Problem to work on:
Restate the entries below word for word, omitting nothing.

(Lines of data)
- - - - - - -

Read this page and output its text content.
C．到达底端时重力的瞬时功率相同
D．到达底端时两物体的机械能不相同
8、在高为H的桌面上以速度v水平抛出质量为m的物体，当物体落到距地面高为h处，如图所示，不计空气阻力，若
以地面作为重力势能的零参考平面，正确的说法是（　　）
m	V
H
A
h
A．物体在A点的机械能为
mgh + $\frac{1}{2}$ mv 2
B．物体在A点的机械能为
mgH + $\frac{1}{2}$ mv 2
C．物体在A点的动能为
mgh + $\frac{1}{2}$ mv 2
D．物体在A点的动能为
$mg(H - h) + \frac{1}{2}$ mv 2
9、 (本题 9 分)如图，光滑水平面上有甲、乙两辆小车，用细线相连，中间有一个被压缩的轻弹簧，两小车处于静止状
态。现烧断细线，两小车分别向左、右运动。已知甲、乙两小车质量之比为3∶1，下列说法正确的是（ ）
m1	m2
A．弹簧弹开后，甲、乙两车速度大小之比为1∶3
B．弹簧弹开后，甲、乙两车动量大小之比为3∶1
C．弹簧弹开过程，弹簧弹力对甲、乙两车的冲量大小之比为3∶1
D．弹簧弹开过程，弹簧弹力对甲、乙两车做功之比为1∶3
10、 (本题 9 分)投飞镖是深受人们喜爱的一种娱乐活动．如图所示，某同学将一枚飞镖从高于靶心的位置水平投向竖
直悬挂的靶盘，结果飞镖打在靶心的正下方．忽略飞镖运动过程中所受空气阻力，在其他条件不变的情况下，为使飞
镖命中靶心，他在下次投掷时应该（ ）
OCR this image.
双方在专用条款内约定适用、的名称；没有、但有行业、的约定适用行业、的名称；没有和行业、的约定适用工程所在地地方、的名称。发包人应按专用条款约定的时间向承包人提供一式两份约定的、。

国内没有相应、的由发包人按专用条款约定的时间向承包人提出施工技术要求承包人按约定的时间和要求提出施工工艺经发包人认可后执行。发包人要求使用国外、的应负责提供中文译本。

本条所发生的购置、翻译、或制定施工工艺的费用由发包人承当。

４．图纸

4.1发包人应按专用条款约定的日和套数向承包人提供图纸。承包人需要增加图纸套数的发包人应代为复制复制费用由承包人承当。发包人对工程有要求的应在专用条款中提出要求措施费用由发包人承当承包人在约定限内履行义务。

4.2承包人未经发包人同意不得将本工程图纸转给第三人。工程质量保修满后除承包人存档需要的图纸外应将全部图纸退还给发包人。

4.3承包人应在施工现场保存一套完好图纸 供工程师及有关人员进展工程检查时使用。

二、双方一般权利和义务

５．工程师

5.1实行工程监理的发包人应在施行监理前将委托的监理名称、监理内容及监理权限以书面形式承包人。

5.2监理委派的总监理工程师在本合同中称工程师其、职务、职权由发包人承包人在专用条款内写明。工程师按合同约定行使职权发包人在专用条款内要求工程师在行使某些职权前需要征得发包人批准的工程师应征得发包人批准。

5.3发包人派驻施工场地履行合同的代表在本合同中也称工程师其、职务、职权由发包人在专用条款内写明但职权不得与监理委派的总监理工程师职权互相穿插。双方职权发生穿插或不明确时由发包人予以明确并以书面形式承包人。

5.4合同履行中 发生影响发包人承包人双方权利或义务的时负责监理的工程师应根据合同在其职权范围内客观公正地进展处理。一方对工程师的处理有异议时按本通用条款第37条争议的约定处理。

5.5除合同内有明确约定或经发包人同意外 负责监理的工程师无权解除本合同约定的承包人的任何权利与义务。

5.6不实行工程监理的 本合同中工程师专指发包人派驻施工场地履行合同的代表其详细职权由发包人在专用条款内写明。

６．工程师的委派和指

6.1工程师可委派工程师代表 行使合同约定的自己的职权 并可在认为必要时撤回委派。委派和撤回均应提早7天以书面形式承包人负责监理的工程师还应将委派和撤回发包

- - - - - - -

Task output:
Read this page and output its text content.
C．到达底端时重力的瞬时功率相同
D．到达底端时两物体的机械能不相同
8、在高为H的桌面上以速度v水平抛出质量为m的物体，当物体落到距地面高为h处，如图所示，不计空气阻力，若
以地面作为重力势能的零参考平面，正确的说法是（　　）
m	V
H
A
h
A．物体在A点的机械能为
mgh + $\frac{1}{2}$ mv 2
B．物体在A点的机械能为
mgH + $\frac{1}{2}$ mv 2
C．物体在A点的动能为
mgh + $\frac{1}{2}$ mv 2
D．物体在A点的动能为
$mg(H - h) + \frac{1}{2}$ mv 2
9、 (本题 9 分)如图，光滑水平面上有甲、乙两辆小车，用细线相连，中间有一个被压缩的轻弹簧，两小车处于静止状
态。现烧断细线，两小车分别向左、右运动。已知甲、乙两小车质量之比为3∶1，下列说法正确的是（ ）
m1	m2
A．弹簧弹开后，甲、乙两车速度大小之比为1∶3
B．弹簧弹开后，甲、乙两车动量大小之比为3∶1
C．弹簧弹开过程，弹簧弹力对甲、乙两车的冲量大小之比为3∶1
D．弹簧弹开过程，弹簧弹力对甲、乙两车做功之比为1∶3
10、 (本题 9 分)投飞镖是深受人们喜爱的一种娱乐活动．如图所示，某同学将一枚飞镖从高于靶心的位置水平投向竖
直悬挂的靶盘，结果飞镖打在靶心的正下方．忽略飞镖运动过程中所受空气阻力，在其他条件不变的情况下，为使飞
镖命中靶心，他在下次投掷时应该（ ）
OCR this image.
双方在专用条款内约定适用、的名称；没有、但有行业、的约定适用行业、的名称；没有和行业、的约定适用工程所在地地方、的名称。发包人应按专用条款约定的时间向承包人提供一式两份约定的、。

国内没有相应、的由发包人按专用条款约定的时间向承包人提出施工技术要求承包人按约定的时间和要求提出施工工艺经发包人认可后执行。发包人要求使用国外、的应负责提供中文译本。

本条所发生的购置、翻译、或制定施工工艺的费用由发包人承当。

４．图纸

4.1发包人应按专用条款约定的日和套数向承包人提供图纸。承包人需要增加图纸套数的发包人应代为复制复制费用由承包人承当。发包人对工程有要求的应在专用条款中提出要求措施费用由发包人承当承包人在约定限内履行义务。

4.2承包人未经发包人同意不得将本工程图纸转给第三人。工程质量保修满后除承包人存档需要的图纸外应将全部图纸退还给发包人。

4.3承包人应在施工现场保存一套完好图纸 供工程师及有关人员进展工程检查时使用。

二、双方一般权利和义务

５．工程师

5.1实行工程监理的发包人应在施行监理前将委托的监理名称、监理内容及监理权限以书面形式承包人。

5.2监理委派的总监理工程师在本合同中称工程师其、职务、职权由发包人承包人在专用条款内写明。工程师按合同约定行使职权发包人在专用条款内要求工程师在行使某些职权前需要征得发包人批准的工程师应征得发包人批准。

5.3发包人派驻施工场地履行合同的代表在本合同中也称工程师其、职务、职权由发包人在专用条款内写明但职权不得与监理委派的总监理工程师职权互相穿插。双方职权发生穿插或不明确时由发包人予以明确并以书面形式承包人。

5.4合同履行中 发生影响发包人承包人双方权利或义务的时负责监理的工程师应根据合同在其职权范围内客观公正地进展处理。一方对工程师的处理有异议时按本通用条款第37条争议的约定处理。

5.5除合同内有明确约定或经发包人同意外 负责监理的工程师无权解除本合同约定的承包人的任何权利与义务。

5.6不实行工程监理的 本合同中工程师专指发包人派驻施工场地履行合同的代表其详细职权由发包人在专用条款内写明。

６．工程师的委派和指

6.1工程师可委派工程师代表 行使合同约定的自己的职权 并可在认为必要时撤回委派。委派和撤回均应提早7天以书面形式承包人负责监理的工程师还应将委派和撤回发包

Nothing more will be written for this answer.